* Begin Extracted material *
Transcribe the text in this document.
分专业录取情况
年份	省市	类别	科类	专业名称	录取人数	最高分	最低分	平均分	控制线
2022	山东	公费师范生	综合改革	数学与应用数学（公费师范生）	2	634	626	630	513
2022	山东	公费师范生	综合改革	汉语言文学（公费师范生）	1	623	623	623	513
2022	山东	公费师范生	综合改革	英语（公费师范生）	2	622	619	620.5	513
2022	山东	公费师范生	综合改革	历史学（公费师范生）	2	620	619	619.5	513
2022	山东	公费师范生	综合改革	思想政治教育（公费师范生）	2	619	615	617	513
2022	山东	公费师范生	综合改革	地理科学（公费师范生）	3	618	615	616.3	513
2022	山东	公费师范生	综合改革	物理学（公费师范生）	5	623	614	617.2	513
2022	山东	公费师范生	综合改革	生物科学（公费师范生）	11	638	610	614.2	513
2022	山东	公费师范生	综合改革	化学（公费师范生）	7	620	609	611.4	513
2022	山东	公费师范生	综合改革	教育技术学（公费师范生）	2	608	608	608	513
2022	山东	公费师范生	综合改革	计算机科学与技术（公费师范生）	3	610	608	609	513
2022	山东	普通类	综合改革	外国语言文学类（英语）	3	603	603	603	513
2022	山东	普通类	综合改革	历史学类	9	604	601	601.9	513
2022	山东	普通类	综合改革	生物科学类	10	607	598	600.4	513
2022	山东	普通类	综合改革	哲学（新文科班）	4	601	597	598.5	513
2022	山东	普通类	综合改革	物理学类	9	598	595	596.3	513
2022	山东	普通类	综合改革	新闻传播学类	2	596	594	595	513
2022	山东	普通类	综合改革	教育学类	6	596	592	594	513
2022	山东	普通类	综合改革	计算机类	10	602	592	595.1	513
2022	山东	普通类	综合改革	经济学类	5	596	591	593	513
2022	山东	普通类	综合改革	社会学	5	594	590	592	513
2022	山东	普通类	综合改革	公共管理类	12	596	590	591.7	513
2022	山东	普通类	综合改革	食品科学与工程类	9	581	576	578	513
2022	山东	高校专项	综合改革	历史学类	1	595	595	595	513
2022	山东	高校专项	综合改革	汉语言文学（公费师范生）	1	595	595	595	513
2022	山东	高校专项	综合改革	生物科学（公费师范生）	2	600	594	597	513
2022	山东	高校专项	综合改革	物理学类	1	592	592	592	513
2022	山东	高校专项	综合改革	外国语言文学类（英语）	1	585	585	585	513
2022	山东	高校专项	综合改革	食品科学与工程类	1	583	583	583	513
* End Extracted material *
→ **Given instruction**: Each entry above is to be printed again exactly.

→ **Answer to the exercise**:
Transcribe the text in this document.
分专业录取情况
年份	省市	类别	科类	专业名称	录取人数	最高分	最低分	平均分	控制线
2022	山东	公费师范生	综合改革	数学与应用数学（公费师范生）	2	634	626	630	513
2022	山东	公费师范生	综合改革	汉语言文学（公费师范生）	1	623	623	623	513
2022	山东	公费师范生	综合改革	英语（公费师范生）	2	622	619	620.5	513
2022	山东	公费师范生	综合改革	历史学（公费师范生）	2	620	619	619.5	513
2022	山东	公费师范生	综合改革	思想政治教育（公费师范生）	2	619	615	617	513
2022	山东	公费师范生	综合改革	地理科学（公费师范生）	3	618	615	616.3	513
2022	山东	公费师范生	综合改革	物理学（公费师范生）	5	623	614	617.2	513
2022	山东	公费师范生	综合改革	生物科学（公费师范生）	11	638	610	614.2	513
2022	山东	公费师范生	综合改革	化学（公费师范生）	7	620	609	611.4	513
2022	山东	公费师范生	综合改革	教育技术学（公费师范生）	2	608	608	608	513
2022	山东	公费师范生	综合改革	计算机科学与技术（公费师范生）	3	610	608	609	513
2022	山东	普通类	综合改革	外国语言文学类（英语）	3	603	603	603	513
2022	山东	普通类	综合改革	历史学类	9	604	601	601.9	513
2022	山东	普通类	综合改革	生物科学类	10	607	598	600.4	513
2022	山东	普通类	综合改革	哲学（新文科班）	4	601	597	598.5	513
2022	山东	普通类	综合改革	物理学类	9	598	595	596.3	513
2022	山东	普通类	综合改革	新闻传播学类	2	596	594	595	513
2022	山东	普通类	综合改革	教育学类	6	596	592	594	513
2022	山东	普通类	综合改革	计算机类	10	602	592	595.1	513
2022	山东	普通类	综合改革	经济学类	5	596	591	593	513
2022	山东	普通类	综合改革	社会学	5	594	590	592	513
2022	山东	普通类	综合改革	公共管理类	12	596	590	591.7	513
2022	山东	普通类	综合改革	食品科学与工程类	9	581	576	578	513
2022	山东	高校专项	综合改革	历史学类	1	595	595	595	513
2022	山东	高校专项	综合改革	汉语言文学（公费师范生）	1	595	595	595	513
2022	山东	高校专项	综合改革	生物科学（公费师范生）	2	600	594	597	513
2022	山东	高校专项	综合改革	物理学类	1	592	592	592	513
2022	山东	高校专项	综合改革	外国语言文学类（英语）	1	585	585	585	513
2022	山东	高校专项	综合改革	食品科学与工程类	1	583	583	583	513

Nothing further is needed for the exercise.